» **Description of the task**
Write out every line of the material as it stands, apart from the pictures.
>> begin Entries supplied
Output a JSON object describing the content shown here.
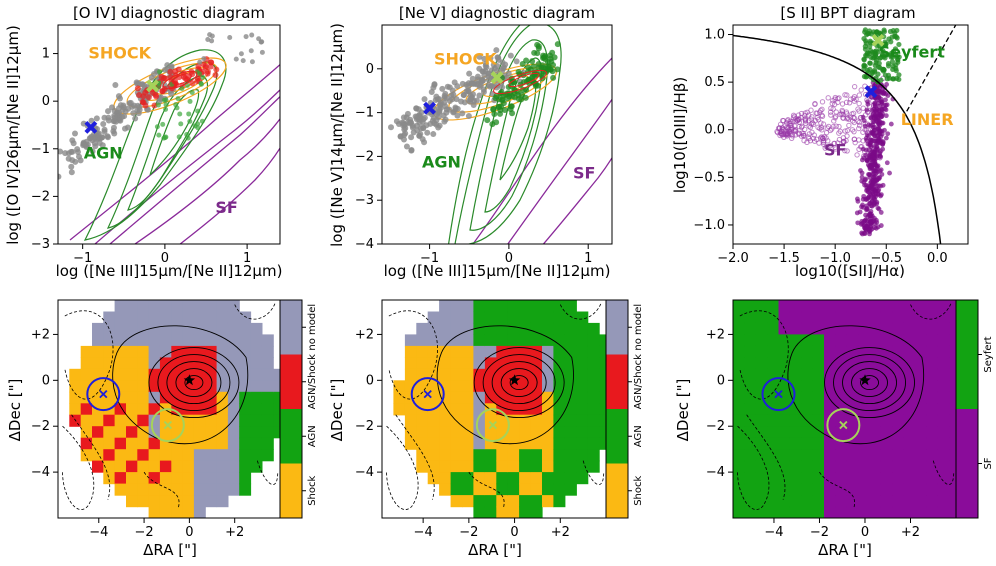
{
  "figure": {
    "top_row": [
      {
        "id": "oiv",
        "title": "[O IV] diagnostic diagram",
        "xlabel": "log ([Ne III]15μm/[Ne II]12μm)",
        "ylabel": "log ([O IV]26μm/[Ne II]12μm)",
        "xlim": [
          -1.3,
          1.4
        ],
        "ylim": [
          -3.0,
          1.6
        ],
        "xticks": [
          -1,
          0,
          1
        ],
        "yticks": [
          -3,
          -2,
          -1,
          0,
          1
        ],
        "region_labels": [
          {
            "text": "SHOCK",
            "x": -0.55,
            "y": 0.9,
            "color": "#f5a623"
          },
          {
            "text": "AGN",
            "x": -0.75,
            "y": -1.2,
            "color": "#1a8a1a"
          },
          {
            "text": "SF",
            "x": 0.75,
            "y": -2.35,
            "color": "#7b2a8a"
          }
        ],
        "markers": [
          {
            "name": "nucleus-1",
            "x": -0.9,
            "y": -0.55,
            "symbol": "X",
            "color": "#1f1fdc"
          },
          {
            "name": "nucleus-2",
            "x": -0.15,
            "y": 0.32,
            "symbol": "X",
            "color": "#a6d35a"
          }
        ]
      },
      {
        "id": "nev",
        "title": "[Ne V] diagnostic diagram",
        "xlabel": "log ([Ne III]15μm/[Ne II]12μm)",
        "ylabel": "log ([Ne V]14μm/[Ne II]12μm)",
        "xlim": [
          -1.6,
          1.3
        ],
        "ylim": [
          -4.0,
          1.0
        ],
        "xticks": [
          -1,
          0,
          1
        ],
        "yticks": [
          -4,
          -3,
          -2,
          -1,
          0
        ],
        "region_labels": [
          {
            "text": "SHOCK",
            "x": -0.55,
            "y": 0.1,
            "color": "#f5a623"
          },
          {
            "text": "AGN",
            "x": -0.85,
            "y": -2.25,
            "color": "#1a8a1a"
          },
          {
            "text": "SF",
            "x": 0.95,
            "y": -2.5,
            "color": "#7b2a8a"
          }
        ],
        "markers": [
          {
            "name": "nucleus-1",
            "x": -1.0,
            "y": -0.9,
            "symbol": "X",
            "color": "#1f1fdc"
          },
          {
            "name": "nucleus-2",
            "x": -0.15,
            "y": -0.2,
            "symbol": "X",
            "color": "#a6d35a"
          }
        ]
      },
      {
        "id": "sii",
        "title": "[S II] BPT diagram",
        "xlabel": "log10([SII]/Hα)",
        "ylabel": "log10([OIII]/Hβ)",
        "xlim": [
          -2.0,
          0.3
        ],
        "ylim": [
          -1.2,
          1.1
        ],
        "xticks": [
          -2.0,
          -1.5,
          -1.0,
          -0.5,
          0.0
        ],
        "xtick_labels": [
          "−2.0",
          "−1.5",
          "−1.0",
          "−0.5",
          "0.0"
        ],
        "yticks": [
          -1.0,
          -0.5,
          0.0,
          0.5,
          1.0
        ],
        "ytick_labels": [
          "−1.0",
          "−0.5",
          "0.0",
          "0.5",
          "1.0"
        ],
        "region_labels": [
          {
            "text": "Seyfert",
            "x": -0.25,
            "y": 0.76,
            "color": "#1a8a1a"
          },
          {
            "text": "LINER",
            "x": -0.1,
            "y": 0.05,
            "color": "#f5a623"
          },
          {
            "text": "SF",
            "x": -1.0,
            "y": -0.27,
            "color": "#7b2a8a"
          }
        ],
        "markers": [
          {
            "name": "nucleus-1",
            "x": -0.65,
            "y": 0.4,
            "symbol": "X",
            "color": "#1f1fdc"
          },
          {
            "name": "nucleus-2",
            "x": -0.58,
            "y": 0.94,
            "symbol": "X",
            "color": "#a6d35a"
          }
        ]
      }
    ],
    "bottom_row": [
      {
        "id": "map-oiv",
        "xlabel": "ΔRA [\"]",
        "ylabel": "ΔDec [\"]",
        "xticks": [
          "−4",
          "−2",
          "0",
          "+2"
        ],
        "yticks": [
          "+2",
          "0",
          "−2",
          "−4"
        ],
        "colorbar": [
          {
            "label": "no model",
            "color": "#9598b8"
          },
          {
            "label": "AGN/Shock",
            "color": "#e8191e"
          },
          {
            "label": "AGN",
            "color": "#12a312"
          },
          {
            "label": "Shock",
            "color": "#fbb913"
          }
        ]
      },
      {
        "id": "map-nev",
        "xlabel": "ΔRA [\"]",
        "ylabel": "ΔDec [\"]",
        "xticks": [
          "−4",
          "−2",
          "0",
          "+2"
        ],
        "yticks": [
          "+2",
          "0",
          "−2",
          "−4"
        ],
        "colorbar": [
          {
            "label": "no model",
            "color": "#9598b8"
          },
          {
            "label": "AGN/Shock",
            "color": "#e8191e"
          },
          {
            "label": "AGN",
            "color": "#12a312"
          },
          {
            "label": "Shock",
            "color": "#fbb913"
          }
        ]
      },
      {
        "id": "map-sii",
        "xlabel": "ΔRA [\"]",
        "ylabel": "ΔDec [\"]",
        "xticks": [
          "−4",
          "−2",
          "0",
          "+2"
        ],
        "yticks": [
          "+2",
          "0",
          "−2",
          "−4"
        ],
        "colorbar": [
          {
            "label": "Seyfert",
            "color": "#12a312"
          },
          {
            "label": "SF",
            "color": "#8a0c9a"
          }
        ]
      }
    ],
    "colors": {
      "agn_points": "#8a8a8a",
      "shock_contour": "#f5a623",
      "agn_contour": "#2a8a2a",
      "sf_contour": "#8a2a9a",
      "shock_points": "#e82020",
      "seyfert_points": "#1f8a1f",
      "sf_points": "#9a3aa8",
      "nucleus_1": "#1f1fdc",
      "nucleus_2": "#a6d35a"
    }
  },
  "chart_data": [
    {
      "type": "scatter",
      "title": "[O IV] diagnostic diagram",
      "xlabel": "log ([Ne III]15μm/[Ne II]12μm)",
      "ylabel": "log ([O IV]26μm/[Ne II]12μm)",
      "xlim": [
        -1.3,
        1.4
      ],
      "ylim": [
        -3.0,
        1.6
      ],
      "series": [
        {
          "name": "AGN-like spaxels (grey)",
          "x_range": [
            -1.2,
            0.1
          ],
          "y_range": [
            -1.2,
            0.6
          ]
        },
        {
          "name": "shock spaxels",
          "x_range": [
            -0.3,
            0.6
          ],
          "y_range": [
            0.0,
            0.9
          ]
        }
      ]
    },
    {
      "type": "scatter",
      "title": "[Ne V] diagnostic diagram",
      "xlabel": "log ([Ne III]15μm/[Ne II]12μm)",
      "ylabel": "log ([Ne V]14μm/[Ne II]12μm)",
      "xlim": [
        -1.6,
        1.3
      ],
      "ylim": [
        -4.0,
        1.0
      ],
      "series": [
        {
          "name": "AGN-like spaxels (grey)",
          "x_range": [
            -1.3,
            0.0
          ],
          "y_range": [
            -1.5,
            0.1
          ]
        },
        {
          "name": "green spaxels",
          "x_range": [
            -0.2,
            0.6
          ],
          "y_range": [
            -1.3,
            0.4
          ]
        }
      ]
    },
    {
      "type": "scatter",
      "title": "[S II] BPT diagram",
      "xlabel": "log10([SII]/Hα)",
      "ylabel": "log10([OIII]/Hβ)",
      "xlim": [
        -2.0,
        0.3
      ],
      "ylim": [
        -1.2,
        1.1
      ],
      "series": [
        {
          "name": "Seyfert spaxels",
          "x_range": [
            -0.7,
            -0.35
          ],
          "y_range": [
            0.5,
            1.05
          ]
        },
        {
          "name": "SF spaxels",
          "x_range": [
            -1.6,
            -0.45
          ],
          "y_range": [
            -1.1,
            0.6
          ]
        }
      ],
      "demarcation": "Kewley extreme starburst line and Seyfert/LINER line"
    }
  ]
}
>> end Entries supplied
» **Solved problem**
Output a JSON object describing the content shown here.
{
  "figure": {
    "top_row": [
      {
        "id": "oiv",
        "title": "[O IV] diagnostic diagram",
        "xlabel": "log ([Ne III]15μm/[Ne II]12μm)",
        "ylabel": "log ([O IV]26μm/[Ne II]12μm)",
        "xlim": [
          -1.3,
          1.4
        ],
        "ylim": [
          -3.0,
          1.6
        ],
        "xticks": [
          -1,
          0,
          1
        ],
        "yticks": [
          -3,
          -2,
          -1,
          0,
          1
        ],
        "region_labels": [
          {
            "text": "SHOCK",
            "x": -0.55,
            "y": 0.9,
            "color": "#f5a623"
          },
          {
            "text": "AGN",
            "x": -0.75,
            "y": -1.2,
            "color": "#1a8a1a"
          },
          {
            "text": "SF",
            "x": 0.75,
            "y": -2.35,
            "color": "#7b2a8a"
          }
        ],
        "markers": [
          {
            "name": "nucleus-1",
            "x": -0.9,
            "y": -0.55,
            "symbol": "X",
            "color": "#1f1fdc"
          },
          {
            "name": "nucleus-2",
            "x": -0.15,
            "y": 0.32,
            "symbol": "X",
            "color": "#a6d35a"
          }
        ]
      },
      {
        "id": "nev",
        "title": "[Ne V] diagnostic diagram",
        "xlabel": "log ([Ne III]15μm/[Ne II]12μm)",
        "ylabel": "log ([Ne V]14μm/[Ne II]12μm)",
        "xlim": [
          -1.6,
          1.3
        ],
        "ylim": [
          -4.0,
          1.0
        ],
        "xticks": [
          -1,
          0,
          1
        ],
        "yticks": [
          -4,
          -3,
          -2,
          -1,
          0
        ],
        "region_labels": [
          {
            "text": "SHOCK",
            "x": -0.55,
            "y": 0.1,
            "color": "#f5a623"
          },
          {
            "text": "AGN",
            "x": -0.85,
            "y": -2.25,
            "color": "#1a8a1a"
          },
          {
            "text": "SF",
            "x": 0.95,
            "y": -2.5,
            "color": "#7b2a8a"
          }
        ],
        "markers": [
          {
            "name": "nucleus-1",
            "x": -1.0,
            "y": -0.9,
            "symbol": "X",
            "color": "#1f1fdc"
          },
          {
            "name": "nucleus-2",
            "x": -0.15,
            "y": -0.2,
            "symbol": "X",
            "color": "#a6d35a"
          }
        ]
      },
      {
        "id": "sii",
        "title": "[S II] BPT diagram",
        "xlabel": "log10([SII]/Hα)",
        "ylabel": "log10([OIII]/Hβ)",
        "xlim": [
          -2.0,
          0.3
        ],
        "ylim": [
          -1.2,
          1.1
        ],
        "xticks": [
          -2.0,
          -1.5,
          -1.0,
          -0.5,
          0.0
        ],
        "xtick_labels": [
          "−2.0",
          "−1.5",
          "−1.0",
          "−0.5",
          "0.0"
        ],
        "yticks": [
          -1.0,
          -0.5,
          0.0,
          0.5,
          1.0
        ],
        "ytick_labels": [
          "−1.0",
          "−0.5",
          "0.0",
          "0.5",
          "1.0"
        ],
        "region_labels": [
          {
            "text": "Seyfert",
            "x": -0.25,
            "y": 0.76,
            "color": "#1a8a1a"
          },
          {
            "text": "LINER",
            "x": -0.1,
            "y": 0.05,
            "color": "#f5a623"
          },
          {
            "text": "SF",
            "x": -1.0,
            "y": -0.27,
            "color": "#7b2a8a"
          }
        ],
        "markers": [
          {
            "name": "nucleus-1",
            "x": -0.65,
            "y": 0.4,
            "symbol": "X",
            "color": "#1f1fdc"
          },
          {
            "name": "nucleus-2",
            "x": -0.58,
            "y": 0.94,
            "symbol": "X",
            "color": "#a6d35a"
          }
        ]
      }
    ],
    "bottom_row": [
      {
        "id": "map-oiv",
        "xlabel": "ΔRA [\"]",
        "ylabel": "ΔDec [\"]",
        "xticks": [
          "−4",
          "−2",
          "0",
          "+2"
        ],
        "yticks": [
          "+2",
          "0",
          "−2",
          "−4"
        ],
        "colorbar": [
          {
            "label": "no model",
            "color": "#9598b8"
          },
          {
            "label": "AGN/Shock",
            "color": "#e8191e"
          },
          {
            "label": "AGN",
            "color": "#12a312"
          },
          {
            "label": "Shock",
            "color": "#fbb913"
          }
        ]
      },
      {
        "id": "map-nev",
        "xlabel": "ΔRA [\"]",
        "ylabel": "ΔDec [\"]",
        "xticks": [
          "−4",
          "−2",
          "0",
          "+2"
        ],
        "yticks": [
          "+2",
          "0",
          "−2",
          "−4"
        ],
        "colorbar": [
          {
            "label": "no model",
            "color": "#9598b8"
          },
          {
            "label": "AGN/Shock",
            "color": "#e8191e"
          },
          {
            "label": "AGN",
            "color": "#12a312"
          },
          {
            "label": "Shock",
            "color": "#fbb913"
          }
        ]
      },
      {
        "id": "map-sii",
        "xlabel": "ΔRA [\"]",
        "ylabel": "ΔDec [\"]",
        "xticks": [
          "−4",
          "−2",
          "0",
          "+2"
        ],
        "yticks": [
          "+2",
          "0",
          "−2",
          "−4"
        ],
        "colorbar": [
          {
            "label": "Seyfert",
            "color": "#12a312"
          },
          {
            "label": "SF",
            "color": "#8a0c9a"
          }
        ]
      }
    ],
    "colors": {
      "agn_points": "#8a8a8a",
      "shock_contour": "#f5a623",
      "agn_contour": "#2a8a2a",
      "sf_contour": "#8a2a9a",
      "shock_points": "#e82020",
      "seyfert_points": "#1f8a1f",
      "sf_points": "#9a3aa8",
      "nucleus_1": "#1f1fdc",
      "nucleus_2": "#a6d35a"
    }
  },
  "chart_data": [
    {
      "type": "scatter",
      "title": "[O IV] diagnostic diagram",
      "xlabel": "log ([Ne III]15μm/[Ne II]12μm)",
      "ylabel": "log ([O IV]26μm/[Ne II]12μm)",
      "xlim": [
        -1.3,
        1.4
      ],
      "ylim": [
        -3.0,
        1.6
      ],
      "series": [
        {
          "name": "AGN-like spaxels (grey)",
          "x_range": [
            -1.2,
            0.1
          ],
          "y_range": [
            -1.2,
            0.6
          ]
        },
        {
          "name": "shock spaxels",
          "x_range": [
            -0.3,
            0.6
          ],
          "y_range": [
            0.0,
            0.9
          ]
        }
      ]
    },
    {
      "type": "scatter",
      "title": "[Ne V] diagnostic diagram",
      "xlabel": "log ([Ne III]15μm/[Ne II]12μm)",
      "ylabel": "log ([Ne V]14μm/[Ne II]12μm)",
      "xlim": [
        -1.6,
        1.3
      ],
      "ylim": [
        -4.0,
        1.0
      ],
      "series": [
        {
          "name": "AGN-like spaxels (grey)",
          "x_range": [
            -1.3,
            0.0
          ],
          "y_range": [
            -1.5,
            0.1
          ]
        },
        {
          "name": "green spaxels",
          "x_range": [
            -0.2,
            0.6
          ],
          "y_range": [
            -1.3,
            0.4
          ]
        }
      ]
    },
    {
      "type": "scatter",
      "title": "[S II] BPT diagram",
      "xlabel": "log10([SII]/Hα)",
      "ylabel": "log10([OIII]/Hβ)",
      "xlim": [
        -2.0,
        0.3
      ],
      "ylim": [
        -1.2,
        1.1
      ],
      "series": [
        {
          "name": "Seyfert spaxels",
          "x_range": [
            -0.7,
            -0.35
          ],
          "y_range": [
            0.5,
            1.05
          ]
        },
        {
          "name": "SF spaxels",
          "x_range": [
            -1.6,
            -0.45
          ],
          "y_range": [
            -1.1,
            0.6
          ]
        }
      ],
      "demarcation": "Kewley extreme starburst line and Seyfert/LINER line"
    }
  ]
}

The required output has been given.